# GOAL
Faithfully return all lines, omitting every embedded picture.

# SUPPLIED RECORDS
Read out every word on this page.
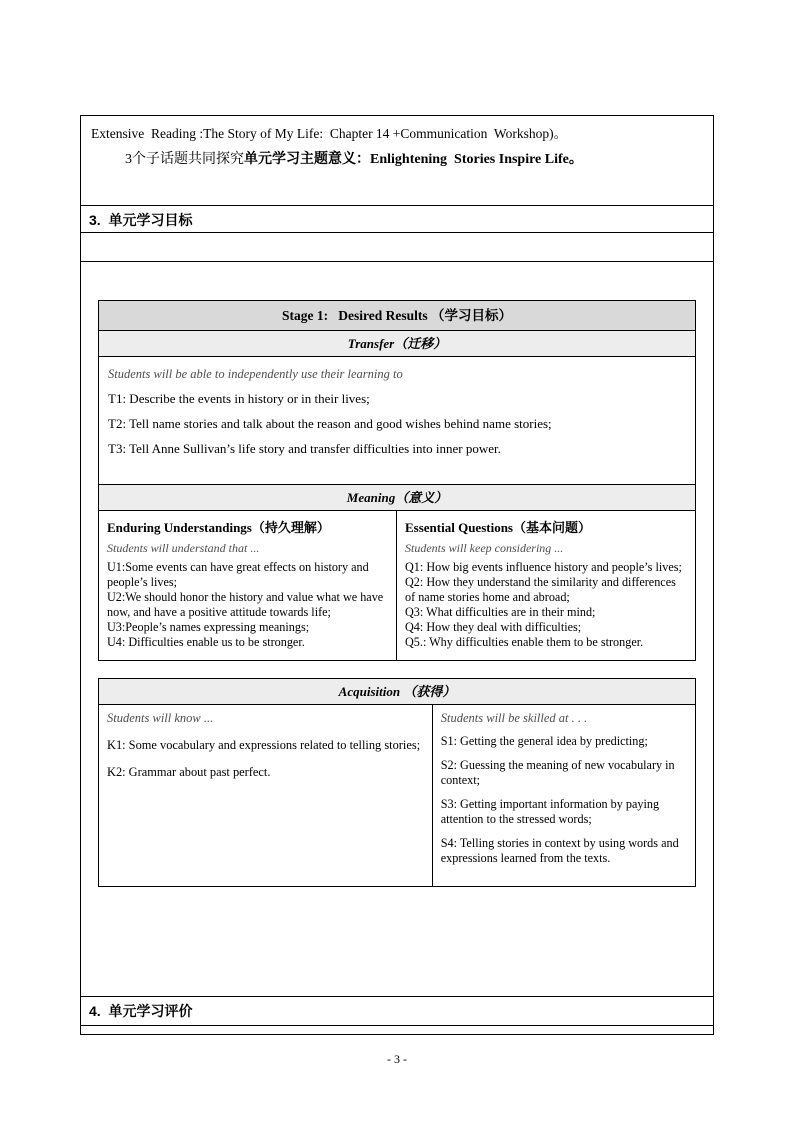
Extensive  Reading :The Story of My Life:  Chapter 14 +Communication  Workshop)。
3个子话题共同探究单元学习主题意义：Enlightening  Stories Inspire Life。
3.  单元学习目标
Stage 1:   Desired Results （学习目标）
Transfer（迁移）
Students will be able to independently use their learning to
T1: Describe the events in history or in their lives;
T2: Tell name stories and talk about the reason and good wishes behind name stories;
T3: Tell Anne Sullivan’s life story and transfer difficulties into inner power.
Meaning（意义）
Enduring Understandings（持久理解）
Students will understand that ...
U1:Some events can have great effects on history and people’s lives;
U2:We should honor the history and value what we have now, and have a positive attitude towards life;
U3:People’s names expressing meanings;
U4: Difficulties enable us to be stronger.
Essential Questions（基本问题）
Students will keep considering ...
Q1: How big events influence history and people’s lives;
Q2: How they understand the similarity and differences of name stories home and abroad;
Q3: What difficulties are in their mind;
Q4: How they deal with difficulties;
Q5.: Why difficulties enable them to be stronger.
Acquisition （获得）
Students will know ...
K1: Some vocabulary and expressions related to telling stories;
K2: Grammar about past perfect.
Students will be skilled at . . .
S1: Getting the general idea by predicting;
S2: Guessing the meaning of new vocabulary in context;
S3: Getting important information by paying attention to the stressed words;
S4: Telling stories in context by using words and expressions learned from the texts.
4.  单元学习评价
- 3 -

# WRITTEN ANSWER
Read out every word on this page.
Extensive  Reading :The Story of My Life:  Chapter 14 +Communication  Workshop)。
3个子话题共同探究单元学习主题意义：Enlightening  Stories Inspire Life。
3.  单元学习目标
Stage 1:   Desired Results （学习目标）
Transfer（迁移）
Students will be able to independently use their learning to
T1: Describe the events in history or in their lives;
T2: Tell name stories and talk about the reason and good wishes behind name stories;
T3: Tell Anne Sullivan’s life story and transfer difficulties into inner power.
Meaning（意义）
Enduring Understandings（持久理解）
Students will understand that ...
U1:Some events can have great effects on history and people’s lives;
U2:We should honor the history and value what we have now, and have a positive attitude towards life;
U3:People’s names expressing meanings;
U4: Difficulties enable us to be stronger.
Essential Questions（基本问题）
Students will keep considering ...
Q1: How big events influence history and people’s lives;
Q2: How they understand the similarity and differences of name stories home and abroad;
Q3: What difficulties are in their mind;
Q4: How they deal with difficulties;
Q5.: Why difficulties enable them to be stronger.
Acquisition （获得）
Students will know ...
K1: Some vocabulary and expressions related to telling stories;
K2: Grammar about past perfect.
Students will be skilled at . . .
S1: Getting the general idea by predicting;
S2: Guessing the meaning of new vocabulary in context;
S3: Getting important information by paying attention to the stressed words;
S4: Telling stories in context by using words and expressions learned from the texts.
4.  单元学习评价
- 3 -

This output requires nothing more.